__Given records__.
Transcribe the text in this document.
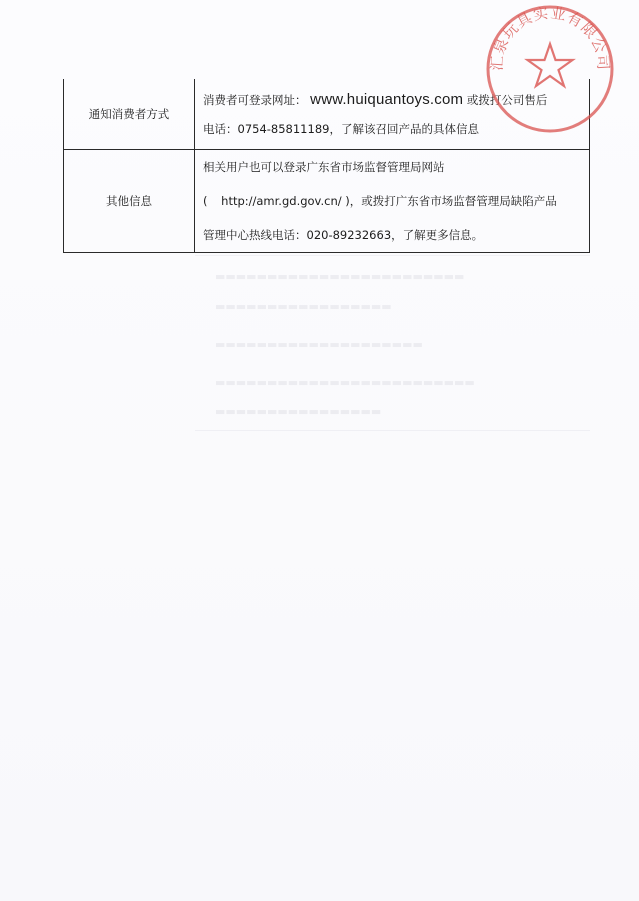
▬▬▬▬▬▬▬▬▬▬▬▬▬▬▬▬▬▬▬▬▬▬▬▬
▬▬▬▬▬▬▬▬▬▬▬▬▬▬▬▬▬
▬▬▬▬▬▬▬▬▬▬▬▬▬▬▬▬▬▬▬▬
▬▬▬▬▬▬▬▬▬▬▬▬▬▬▬▬▬▬▬▬▬▬▬▬▬
▬▬▬▬▬▬▬▬▬▬▬▬▬▬▬▬
通知消费者方式	消费者可登录网址： www.huiquantoys.com 或拨打公司售后
电话：0754-85811189，了解该召回产品的具体信息

其他信息	相关用户也可以登录广东省市场监督管理局网站
( http://amr.gd.gov.cn/ )，或拨打广东省市场监督管理局缺陷产品
管理中心热线电话：020-89232663，了解更多信息。
汇泉玩具实业有限公司
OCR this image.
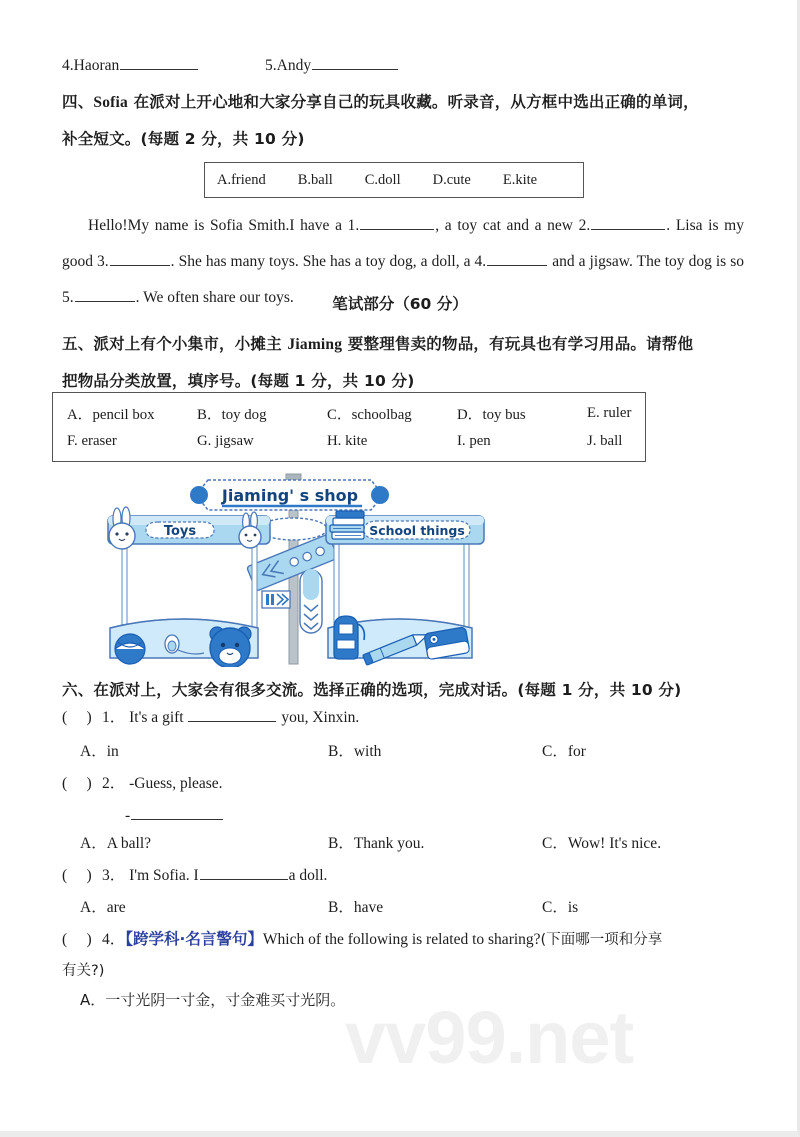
vv99.net
4.Haoran	5.Andy
四、Sofia 在派对上开心地和大家分享自己的玩具收藏。听录音，从方框中选出正确的单词，
补全短文。(每题 2 分，共 10 分)
A.friend B.ball C.doll D.cute E.kite
Hello!My name is Sofia Smith.I have a 1.	, a toy cat and a new 2.	. Lisa is my good 3.	. She has many toys. She has a toy dog, a doll, a 4.	and a jigsaw. The toy dog is so 5.	. We often share our toys.	笔试部分（60 分）
五、派对上有个小集市，小摊主 Jiaming 要整理售卖的物品，有玩具也有学习用品。请帮他
把物品分类放置，填序号。(每题 1 分，共 10 分)
A．pencil box	B．toy dog	C．schoolbag	D．toy bus	E. ruler
F. eraser	G. jigsaw	H. kite	I. pen	J. ball
Jiaming' s shop
Toys	School things
六、在派对上，大家会有很多交流。选择正确的选项，完成对话。(每题 1 分，共 10 分)
( ) 1． It's a gift	you, Xinxin.
A．in	B．with	C．for
( ) 2． -Guess, please.
-
A．A ball?	B．Thank you.	C．Wow! It's nice.
( ) 3． I'm Sofia. I	a doll.
A．are	B．have	C．is
( ) 4．【跨学科·名言警句】Which of the following is related to sharing?(下面哪一项和分享
有关?)
A．一寸光阴一寸金，寸金难买寸光阴。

__The exercise__. Copy the entries above faithfully and omit every image.

__In response__.
Transcribe the text in this document.
▬▬▬▬▬▬▬▬▬▬▬▬▬▬▬▬▬▬▬▬▬▬▬▬
▬▬▬▬▬▬▬▬▬▬▬▬▬▬▬▬▬
▬▬▬▬▬▬▬▬▬▬▬▬▬▬▬▬▬▬▬▬
▬▬▬▬▬▬▬▬▬▬▬▬▬▬▬▬▬▬▬▬▬▬▬▬▬
▬▬▬▬▬▬▬▬▬▬▬▬▬▬▬▬
通知消费者方式	消费者可登录网址： www.huiquantoys.com 或拨打公司售后
电话：0754-85811189，了解该召回产品的具体信息

其他信息	相关用户也可以登录广东省市场监督管理局网站
( http://amr.gd.gov.cn/ )，或拨打广东省市场监督管理局缺陷产品
管理中心热线电话：020-89232663，了解更多信息。
汇泉玩具实业有限公司
OCR this image.
vv99.net
4.Haoran	5.Andy
四、Sofia 在派对上开心地和大家分享自己的玩具收藏。听录音，从方框中选出正确的单词，
补全短文。(每题 2 分，共 10 分)
A.friend B.ball C.doll D.cute E.kite
Hello!My name is Sofia Smith.I have a 1.	, a toy cat and a new 2.	. Lisa is my good 3.	. She has many toys. She has a toy dog, a doll, a 4.	and a jigsaw. The toy dog is so 5.	. We often share our toys.	笔试部分（60 分）
五、派对上有个小集市，小摊主 Jiaming 要整理售卖的物品，有玩具也有学习用品。请帮他
把物品分类放置，填序号。(每题 1 分，共 10 分)
A．pencil box	B．toy dog	C．schoolbag	D．toy bus	E. ruler
F. eraser	G. jigsaw	H. kite	I. pen	J. ball
Jiaming' s shop
Toys	School things
六、在派对上，大家会有很多交流。选择正确的选项，完成对话。(每题 1 分，共 10 分)
( ) 1． It's a gift	you, Xinxin.
A．in	B．with	C．for
( ) 2． -Guess, please.
-
A．A ball?	B．Thank you.	C．Wow! It's nice.
( ) 3． I'm Sofia. I	a doll.
A．are	B．have	C．is
( ) 4．【跨学科·名言警句】Which of the following is related to sharing?(下面哪一项和分享
有关?)
A．一寸光阴一寸金，寸金难买寸光阴。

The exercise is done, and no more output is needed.